§ Exercise description:
Pick up the Python script for Bronze-table ingestion and continue it from its last line.

::: Extract to read :::

In [0]:
"""
02_bronze_ingest_live.py

Purpose:
- Ingest raw live sensor data from sensor.community
- Store unmodified JSON payloads in Bronze Delta table
- Append-only ELT ingestion

Bronze table:
- air_quality_bronze.live_sensor_raw
"""

from typing import List, Dict
from datetime import datetime
import json
import uuid
import requests

SENSOR_URL: str = "https://data.sensor.community/static/v2/data.json"

def fetch_live_sensor_data(url: str) -> List[Dict]:
    """Fetch raw sensor data from sensor.community API."""
    try:
        response = requests.get(url, timeout=20)
        response.raise_for_status()
        return response.json()
    except requests.RequestException as e:
        print(f"Error fetching data from {url}: {e}")
        raise

def prepare_bronze_rows(
    records: List[Dict],
    source: str
) -> List[tuple]:
    """
    Convert raw records into Bronze-compatible rows.

::: Data excerpt :::

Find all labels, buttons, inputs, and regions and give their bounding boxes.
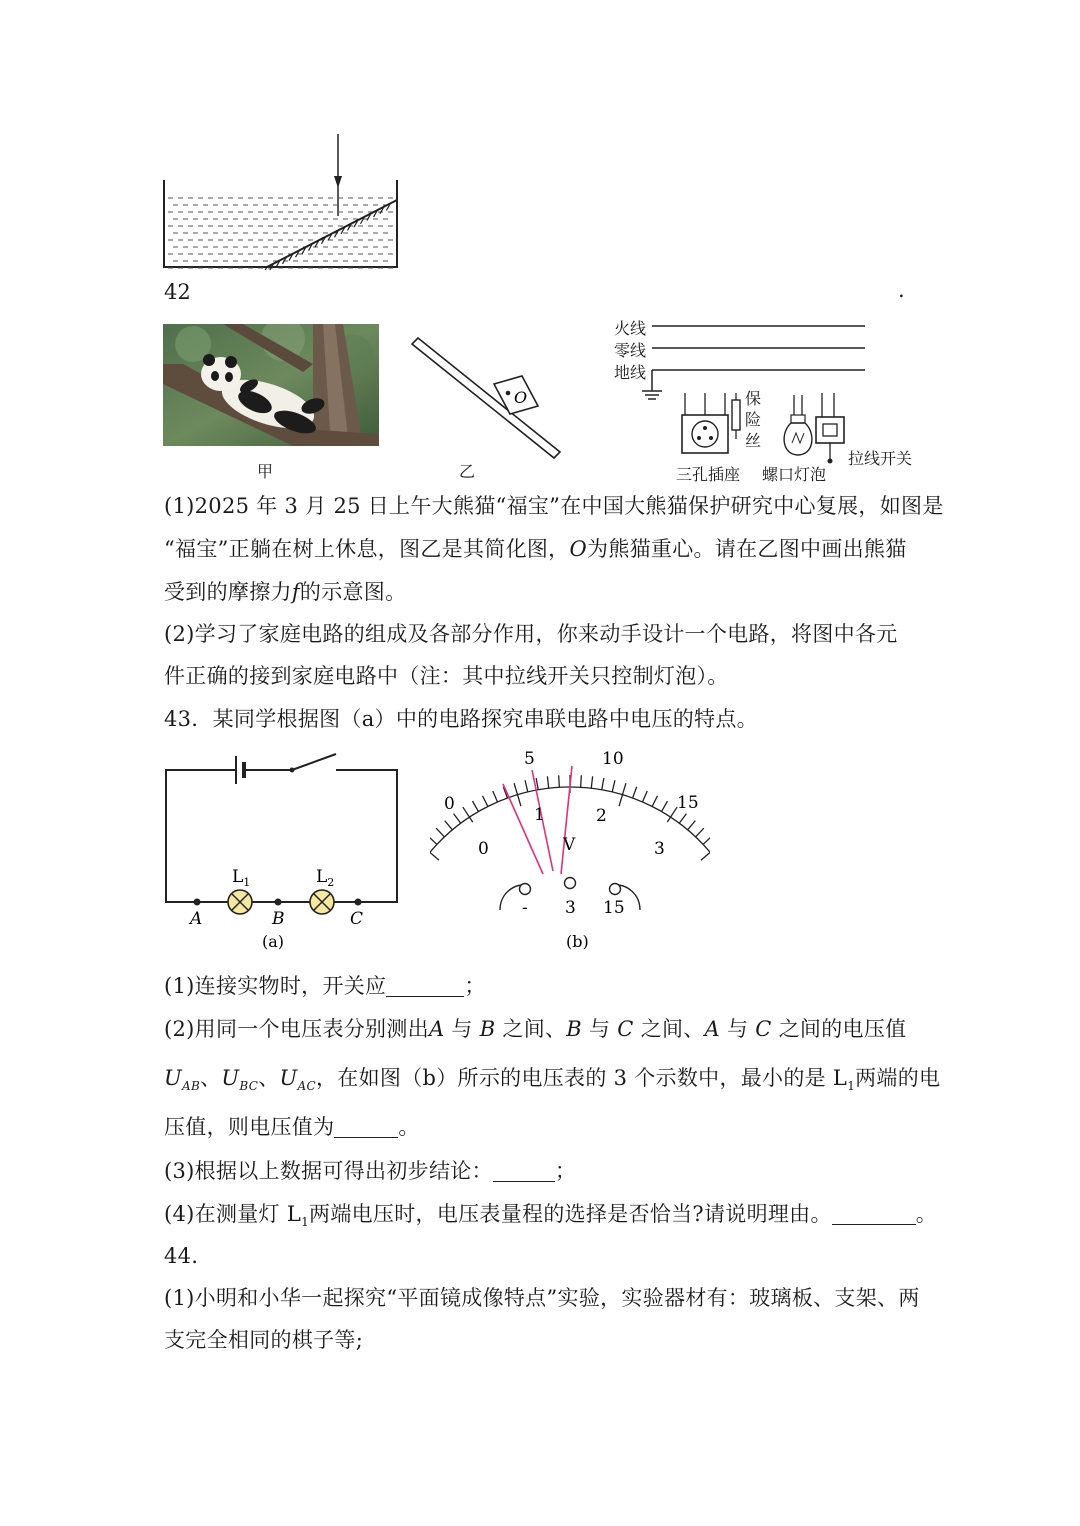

:::

§ Exercise answer:
    Each row contains: raw JSON, ingestion timestamp, source, batch ID.
    """
    batch_id: str = str(uuid.uuid4())
    ingested_at: datetime = datetime.utcnow()

    return [
        (
            json.dumps(record),
            ingested_at,
            source,
            batch_id
        )
        for record in records
    ]

# Ensure Bronze schema exists (idempotent)
spark.sql("CREATE DATABASE IF NOT EXISTS air_quality_bronze")

# Fetch live sensor data
records = fetch_live_sensor_data(SENSOR_URL)

# Prepare rows for Bronze table
bronze_rows = prepare_bronze_rows(records, "sensor.community")

# Create Spark DataFrame with explicit schema
bronze_df = spark.createDataFrame(
    bronze_rows,
    schema = ["raw_json", "ingested_at", "source", "batch_id"]
)

BRONZE_TABLE = "air_quality_bronze.live_sensor_raw"

# Append new data to Bronze Delta table
bronze_df.write \
    .format("delta") \
    .mode("append") \
    .saveAsTable(BRONZE_TABLE)

# Bronze layer sanity check: verify batch-level ingestion and append behavior
display(
    spark.sql(
        f"""
        SELECT
            source,
            batch_id,
            COUNT(*) AS records,
            MAX(ingested_at) AS latest_ingested_at
        FROM {BRONZE_TABLE}
        GROUP BY source, batch_id
        ORDER BY latest_ingested_at DESC 
        """
    )
)

# Print the first row of the DataFrame as JSON
first_row = bronze_df.collect()[0].asDict()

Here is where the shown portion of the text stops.